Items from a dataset
= = = =

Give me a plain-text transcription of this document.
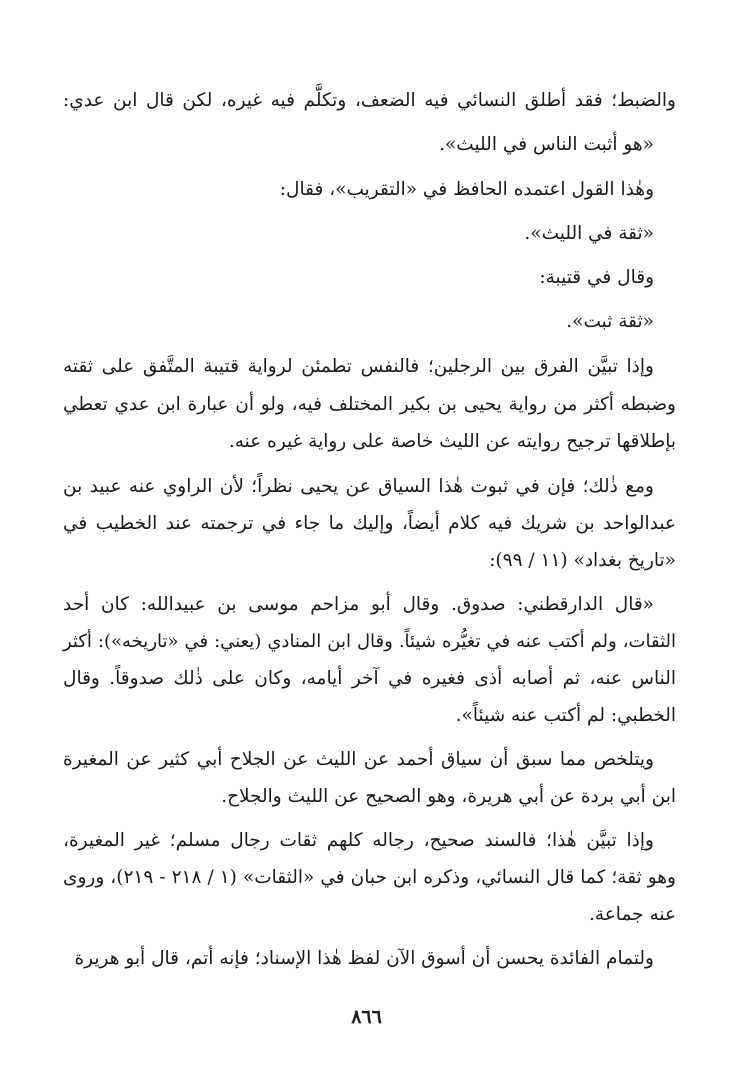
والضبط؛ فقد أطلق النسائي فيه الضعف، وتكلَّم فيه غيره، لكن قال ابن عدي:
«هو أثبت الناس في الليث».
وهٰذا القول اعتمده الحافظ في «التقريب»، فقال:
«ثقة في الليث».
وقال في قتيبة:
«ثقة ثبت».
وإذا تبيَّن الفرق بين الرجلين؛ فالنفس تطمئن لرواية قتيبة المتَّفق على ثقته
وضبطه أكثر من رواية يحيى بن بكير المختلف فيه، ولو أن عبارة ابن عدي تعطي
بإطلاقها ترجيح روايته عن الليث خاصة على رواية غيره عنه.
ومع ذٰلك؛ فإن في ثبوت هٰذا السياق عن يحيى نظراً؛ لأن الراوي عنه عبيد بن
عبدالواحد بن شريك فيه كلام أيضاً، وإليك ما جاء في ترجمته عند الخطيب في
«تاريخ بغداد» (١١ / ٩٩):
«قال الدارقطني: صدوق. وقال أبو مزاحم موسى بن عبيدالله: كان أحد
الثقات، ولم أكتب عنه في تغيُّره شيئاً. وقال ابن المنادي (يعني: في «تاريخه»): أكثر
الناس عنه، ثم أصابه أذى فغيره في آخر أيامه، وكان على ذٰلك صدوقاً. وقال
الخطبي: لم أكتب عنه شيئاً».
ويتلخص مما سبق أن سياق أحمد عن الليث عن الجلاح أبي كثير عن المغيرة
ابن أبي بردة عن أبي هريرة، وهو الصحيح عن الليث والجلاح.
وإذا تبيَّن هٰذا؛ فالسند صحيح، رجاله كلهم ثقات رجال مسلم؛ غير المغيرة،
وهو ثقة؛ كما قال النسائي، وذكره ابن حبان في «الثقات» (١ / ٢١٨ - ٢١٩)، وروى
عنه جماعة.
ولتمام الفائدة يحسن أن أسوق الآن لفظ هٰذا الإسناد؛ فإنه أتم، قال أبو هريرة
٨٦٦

= = = =

[Stated exercise] Return each line from the material above exactly, but not the pictures.

[Response to this task]
Give me a plain-text transcription of this document.
والضبط؛ فقد أطلق النسائي فيه الضعف، وتكلَّم فيه غيره، لكن قال ابن عدي:
«هو أثبت الناس في الليث».
وهٰذا القول اعتمده الحافظ في «التقريب»، فقال:
«ثقة في الليث».
وقال في قتيبة:
«ثقة ثبت».
وإذا تبيَّن الفرق بين الرجلين؛ فالنفس تطمئن لرواية قتيبة المتَّفق على ثقته
وضبطه أكثر من رواية يحيى بن بكير المختلف فيه، ولو أن عبارة ابن عدي تعطي
بإطلاقها ترجيح روايته عن الليث خاصة على رواية غيره عنه.
ومع ذٰلك؛ فإن في ثبوت هٰذا السياق عن يحيى نظراً؛ لأن الراوي عنه عبيد بن
عبدالواحد بن شريك فيه كلام أيضاً، وإليك ما جاء في ترجمته عند الخطيب في
«تاريخ بغداد» (١١ / ٩٩):
«قال الدارقطني: صدوق. وقال أبو مزاحم موسى بن عبيدالله: كان أحد
الثقات، ولم أكتب عنه في تغيُّره شيئاً. وقال ابن المنادي (يعني: في «تاريخه»): أكثر
الناس عنه، ثم أصابه أذى فغيره في آخر أيامه، وكان على ذٰلك صدوقاً. وقال
الخطبي: لم أكتب عنه شيئاً».
ويتلخص مما سبق أن سياق أحمد عن الليث عن الجلاح أبي كثير عن المغيرة
ابن أبي بردة عن أبي هريرة، وهو الصحيح عن الليث والجلاح.
وإذا تبيَّن هٰذا؛ فالسند صحيح، رجاله كلهم ثقات رجال مسلم؛ غير المغيرة،
وهو ثقة؛ كما قال النسائي، وذكره ابن حبان في «الثقات» (١ / ٢١٨ - ٢١٩)، وروى
عنه جماعة.
ولتمام الفائدة يحسن أن أسوق الآن لفظ هٰذا الإسناد؛ فإنه أتم، قال أبو هريرة
٨٦٦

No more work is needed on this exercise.